Challenge:
Repeat every line exactly, keeping the pictures out of the copy.

Stored items from a collection:

◇ ◇ ◇ ◇ ◇ ◇ ◇

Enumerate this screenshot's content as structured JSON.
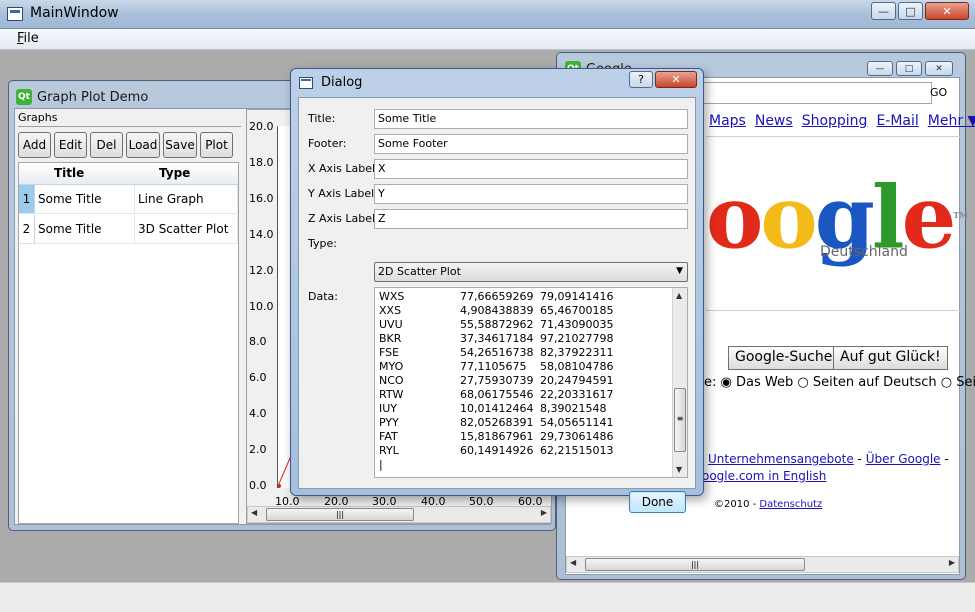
{
  "main_window": {
    "title": "MainWindow",
    "min_glyph": "—",
    "max_glyph": "□",
    "close_glyph": "✕",
    "menu": {
      "file_first": "F",
      "file_rest": "ile"
    }
  },
  "graph_demo": {
    "icon_text": "Qt",
    "title": "Graph Plot Demo",
    "group_label": "Graphs",
    "buttons": [
      "Add",
      "Edit",
      "Del",
      "Load",
      "Save",
      "Plot"
    ],
    "table": {
      "headers": [
        "Title",
        "Type"
      ],
      "rows": [
        {
          "num": "1",
          "title": "Some Title",
          "type": "Line Graph"
        },
        {
          "num": "2",
          "title": "Some Title",
          "type": "3D Scatter Plot"
        }
      ]
    },
    "plot": {
      "y_ticks": [
        "20.0",
        "18.0",
        "16.0",
        "14.0",
        "12.0",
        "10.0",
        "8.0",
        "6.0",
        "4.0",
        "2.0",
        "0.0"
      ],
      "x_ticks": [
        "10.0",
        "20.0",
        "30.0",
        "40.0",
        "50.0",
        "60.0"
      ],
      "scroll_grip": "|||",
      "line_color": "#e02020"
    }
  },
  "google": {
    "icon_text": "Qt",
    "title": "Google",
    "go_label": "GO",
    "links": [
      "Maps",
      "News",
      "Shopping",
      "E-Mail",
      "Mehr ▼",
      "i"
    ],
    "logo_letters": [
      "o",
      "o",
      "g",
      "l",
      "e"
    ],
    "logo_colors": [
      "#e22a1b",
      "#f3bb17",
      "#1b57c2",
      "#2b9a2a",
      "#e22a1b"
    ],
    "logo_tm": "TM",
    "subtitle": "Deutschland",
    "search_button": "Google-Suche",
    "lucky_button": "Auf gut Glück!",
    "radio_prefix": "e:",
    "radio_web": "Das Web",
    "radio_de": "Seiten auf Deutsch",
    "radio_cut": "Sei",
    "line1": "Unternehmensangebote",
    "line1_sep": " - ",
    "line1_b": "Über Google",
    "line1_end": " -",
    "line2": "oogle.com in English",
    "footer_copy": "©2010 - ",
    "footer_link": "Datenschutz",
    "scroll_grip": "|||"
  },
  "dialog": {
    "title": "Dialog",
    "help_glyph": "?",
    "close_glyph": "✕",
    "labels": {
      "title": "Title:",
      "footer": "Footer:",
      "x_axis": "X Axis Label:",
      "y_axis": "Y Axis Label:",
      "z_axis": "Z Axis Label:",
      "type": "Type:",
      "data": "Data:"
    },
    "values": {
      "title": "Some Title",
      "footer": "Some Footer",
      "x_axis": "X",
      "y_axis": "Y",
      "z_axis": "Z",
      "type": "2D Scatter Plot"
    },
    "data_rows": [
      [
        "WXS",
        "77,66659269",
        "79,09141416"
      ],
      [
        "XXS",
        "4,908438839",
        "65,46700185"
      ],
      [
        "UVU",
        "55,58872962",
        "71,43090035"
      ],
      [
        "BKR",
        "37,34617184",
        "97,21027798"
      ],
      [
        "FSE",
        "54,26516738",
        "82,37922311"
      ],
      [
        "MYO",
        "77,1105675",
        "58,08104786"
      ],
      [
        "NCO",
        "27,75930739",
        "20,24794591"
      ],
      [
        "RTW",
        "68,06175546",
        "22,20331617"
      ],
      [
        "IUY",
        "10,01412464",
        "8,39021548"
      ],
      [
        "PYY",
        "82,05268391",
        "54,05651141"
      ],
      [
        "FAT",
        "15,81867961",
        "29,73061486"
      ],
      [
        "RYL",
        "60,14914926",
        "62,21515013"
      ]
    ],
    "caret": "|",
    "done": "Done"
  }
}
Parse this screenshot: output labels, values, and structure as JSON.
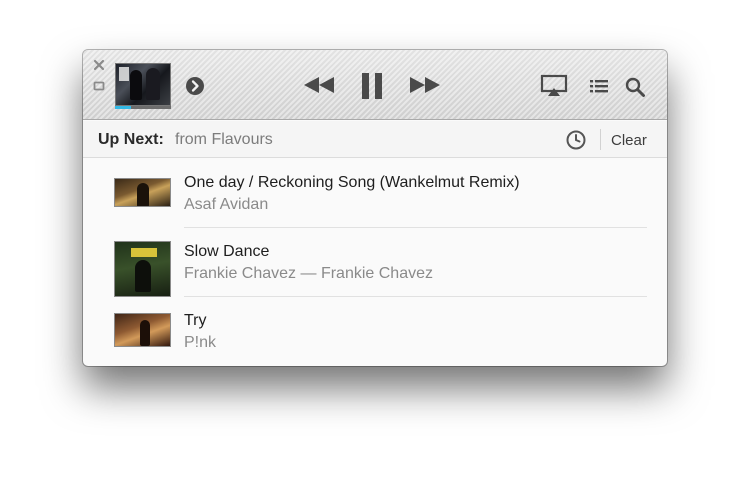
{
  "player": {
    "progress": 0.28,
    "accent_color": "#33b9e6",
    "icons": [
      "close-icon",
      "mini-player-icon",
      "arrow-right-icon",
      "rewind-icon",
      "pause-icon",
      "fast-forward-icon",
      "airplay-icon",
      "list-icon",
      "search-icon"
    ]
  },
  "up_next": {
    "title": "Up Next:",
    "source": "from Flavours",
    "clear_label": "Clear",
    "history_icon": "clock-icon"
  },
  "tracks": [
    {
      "title": "One day / Reckoning Song (Wankelmut Remix)",
      "subtitle": "Asaf Avidan"
    },
    {
      "title": "Slow Dance",
      "subtitle": "Frankie Chavez — Frankie Chavez"
    },
    {
      "title": "Try",
      "subtitle": "P!nk"
    }
  ]
}
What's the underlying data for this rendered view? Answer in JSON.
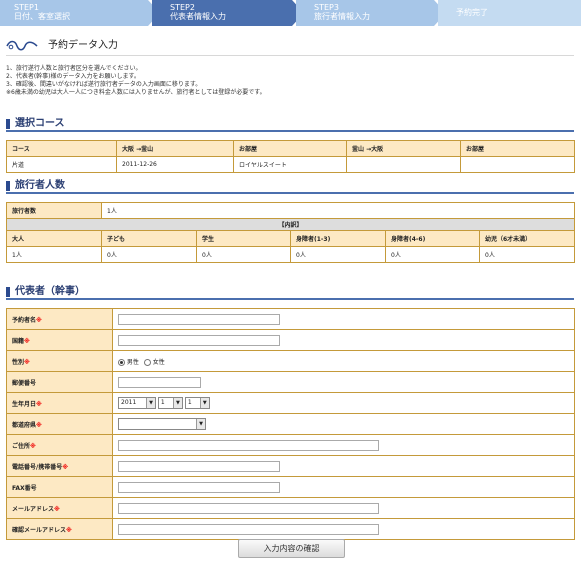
{
  "steps": [
    {
      "num": "STEP1",
      "label": "日付、客室選択",
      "color": "#a7c6e8"
    },
    {
      "num": "STEP2",
      "label": "代表者情報入力",
      "color": "#4a6fae"
    },
    {
      "num": "STEP3",
      "label": "旅行者情報入力",
      "color": "#a7c6e8"
    },
    {
      "num": "",
      "label": "予約完了",
      "color": "#c4dbf1"
    }
  ],
  "page_title": "予約データ入力",
  "notes": [
    "1、旅行遂行人数と旅行者区分を選んでください。",
    "2、代表者(幹事)様のデータ入力をお願いします。",
    "3、確認後、間違いがなければ遂行旅行者データの入力画面に移ります。",
    "※6歳未満の幼児は大人一人につき料金人数には入りませんが、旅行者としては登録が必要です。"
  ],
  "course": {
    "heading": "選択コース",
    "headers": [
      "コース",
      "大阪 →釜山",
      "お部屋",
      "釜山 →大阪",
      "お部屋"
    ],
    "row": [
      "片道",
      "2011-12-26",
      "ロイヤルスイート",
      "",
      ""
    ]
  },
  "travelers": {
    "heading": "旅行者人数",
    "total_label": "旅行者数",
    "total_value": "1人",
    "breakdown_label": "【内訳】",
    "headers": [
      "大人",
      "子ども",
      "学生",
      "身障者(1-3)",
      "身障者(4-6)",
      "幼児（6才未満）"
    ],
    "values": [
      "1人",
      "0人",
      "0人",
      "0人",
      "0人",
      "0人"
    ]
  },
  "rep": {
    "heading": "代表者（幹事）",
    "fields": {
      "name": "予約者名",
      "nationality": "国籍",
      "gender": "性別",
      "male": "男性",
      "female": "女性",
      "postal": "郵便番号",
      "birthday": "生年月日",
      "year": "2011",
      "month": "1",
      "day": "1",
      "prefecture": "都道府県",
      "address": "ご住所",
      "phone": "電話番号/携帯番号",
      "fax": "FAX番号",
      "email": "メールアドレス",
      "email_confirm": "確認メールアドレス"
    },
    "required_mark": "※"
  },
  "confirm_button": "入力内容の確認"
}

◇ ◇ ◇ ◇ ◇ ◇ ◇

The completed task:
Enumerate this screenshot's content as structured JSON.
{
  "main_window": {
    "title": "MainWindow",
    "min_glyph": "—",
    "max_glyph": "□",
    "close_glyph": "✕",
    "menu": {
      "file_first": "F",
      "file_rest": "ile"
    }
  },
  "graph_demo": {
    "icon_text": "Qt",
    "title": "Graph Plot Demo",
    "group_label": "Graphs",
    "buttons": [
      "Add",
      "Edit",
      "Del",
      "Load",
      "Save",
      "Plot"
    ],
    "table": {
      "headers": [
        "Title",
        "Type"
      ],
      "rows": [
        {
          "num": "1",
          "title": "Some Title",
          "type": "Line Graph"
        },
        {
          "num": "2",
          "title": "Some Title",
          "type": "3D Scatter Plot"
        }
      ]
    },
    "plot": {
      "y_ticks": [
        "20.0",
        "18.0",
        "16.0",
        "14.0",
        "12.0",
        "10.0",
        "8.0",
        "6.0",
        "4.0",
        "2.0",
        "0.0"
      ],
      "x_ticks": [
        "10.0",
        "20.0",
        "30.0",
        "40.0",
        "50.0",
        "60.0"
      ],
      "scroll_grip": "|||",
      "line_color": "#e02020"
    }
  },
  "google": {
    "icon_text": "Qt",
    "title": "Google",
    "go_label": "GO",
    "links": [
      "Maps",
      "News",
      "Shopping",
      "E-Mail",
      "Mehr ▼",
      "i"
    ],
    "logo_letters": [
      "o",
      "o",
      "g",
      "l",
      "e"
    ],
    "logo_colors": [
      "#e22a1b",
      "#f3bb17",
      "#1b57c2",
      "#2b9a2a",
      "#e22a1b"
    ],
    "logo_tm": "TM",
    "subtitle": "Deutschland",
    "search_button": "Google-Suche",
    "lucky_button": "Auf gut Glück!",
    "radio_prefix": "e:",
    "radio_web": "Das Web",
    "radio_de": "Seiten auf Deutsch",
    "radio_cut": "Sei",
    "line1": "Unternehmensangebote",
    "line1_sep": " - ",
    "line1_b": "Über Google",
    "line1_end": " -",
    "line2": "oogle.com in English",
    "footer_copy": "©2010 - ",
    "footer_link": "Datenschutz",
    "scroll_grip": "|||"
  },
  "dialog": {
    "title": "Dialog",
    "help_glyph": "?",
    "close_glyph": "✕",
    "labels": {
      "title": "Title:",
      "footer": "Footer:",
      "x_axis": "X Axis Label:",
      "y_axis": "Y Axis Label:",
      "z_axis": "Z Axis Label:",
      "type": "Type:",
      "data": "Data:"
    },
    "values": {
      "title": "Some Title",
      "footer": "Some Footer",
      "x_axis": "X",
      "y_axis": "Y",
      "z_axis": "Z",
      "type": "2D Scatter Plot"
    },
    "data_rows": [
      [
        "WXS",
        "77,66659269",
        "79,09141416"
      ],
      [
        "XXS",
        "4,908438839",
        "65,46700185"
      ],
      [
        "UVU",
        "55,58872962",
        "71,43090035"
      ],
      [
        "BKR",
        "37,34617184",
        "97,21027798"
      ],
      [
        "FSE",
        "54,26516738",
        "82,37922311"
      ],
      [
        "MYO",
        "77,1105675",
        "58,08104786"
      ],
      [
        "NCO",
        "27,75930739",
        "20,24794591"
      ],
      [
        "RTW",
        "68,06175546",
        "22,20331617"
      ],
      [
        "IUY",
        "10,01412464",
        "8,39021548"
      ],
      [
        "PYY",
        "82,05268391",
        "54,05651141"
      ],
      [
        "FAT",
        "15,81867961",
        "29,73061486"
      ],
      [
        "RYL",
        "60,14914926",
        "62,21515013"
      ]
    ],
    "caret": "|",
    "done": "Done"
  }
}
Parse this screenshot: output labels, values, and structure as JSON.
{
  "player": {
    "progress": 0.28,
    "accent_color": "#33b9e6",
    "icons": [
      "close-icon",
      "mini-player-icon",
      "arrow-right-icon",
      "rewind-icon",
      "pause-icon",
      "fast-forward-icon",
      "airplay-icon",
      "list-icon",
      "search-icon"
    ]
  },
  "up_next": {
    "title": "Up Next:",
    "source": "from Flavours",
    "clear_label": "Clear",
    "history_icon": "clock-icon"
  },
  "tracks": [
    {
      "title": "One day / Reckoning Song (Wankelmut Remix)",
      "subtitle": "Asaf Avidan"
    },
    {
      "title": "Slow Dance",
      "subtitle": "Frankie Chavez — Frankie Chavez"
    },
    {
      "title": "Try",
      "subtitle": "P!nk"
    }
  ]
}
What's the underlying data for this rendered view? Answer in JSON.
{
  "steps": [
    {
      "num": "STEP1",
      "label": "日付、客室選択",
      "color": "#a7c6e8"
    },
    {
      "num": "STEP2",
      "label": "代表者情報入力",
      "color": "#4a6fae"
    },
    {
      "num": "STEP3",
      "label": "旅行者情報入力",
      "color": "#a7c6e8"
    },
    {
      "num": "",
      "label": "予約完了",
      "color": "#c4dbf1"
    }
  ],
  "page_title": "予約データ入力",
  "notes": [
    "1、旅行遂行人数と旅行者区分を選んでください。",
    "2、代表者(幹事)様のデータ入力をお願いします。",
    "3、確認後、間違いがなければ遂行旅行者データの入力画面に移ります。",
    "※6歳未満の幼児は大人一人につき料金人数には入りませんが、旅行者としては登録が必要です。"
  ],
  "course": {
    "heading": "選択コース",
    "headers": [
      "コース",
      "大阪 →釜山",
      "お部屋",
      "釜山 →大阪",
      "お部屋"
    ],
    "row": [
      "片道",
      "2011-12-26",
      "ロイヤルスイート",
      "",
      ""
    ]
  },
  "travelers": {
    "heading": "旅行者人数",
    "total_label": "旅行者数",
    "total_value": "1人",
    "breakdown_label": "【内訳】",
    "headers": [
      "大人",
      "子ども",
      "学生",
      "身障者(1-3)",
      "身障者(4-6)",
      "幼児（6才未満）"
    ],
    "values": [
      "1人",
      "0人",
      "0人",
      "0人",
      "0人",
      "0人"
    ]
  },
  "rep": {
    "heading": "代表者（幹事）",
    "fields": {
      "name": "予約者名",
      "nationality": "国籍",
      "gender": "性別",
      "male": "男性",
      "female": "女性",
      "postal": "郵便番号",
      "birthday": "生年月日",
      "year": "2011",
      "month": "1",
      "day": "1",
      "prefecture": "都道府県",
      "address": "ご住所",
      "phone": "電話番号/携帯番号",
      "fax": "FAX番号",
      "email": "メールアドレス",
      "email_confirm": "確認メールアドレス"
    },
    "required_mark": "※"
  },
  "confirm_button": "入力内容の確認"
}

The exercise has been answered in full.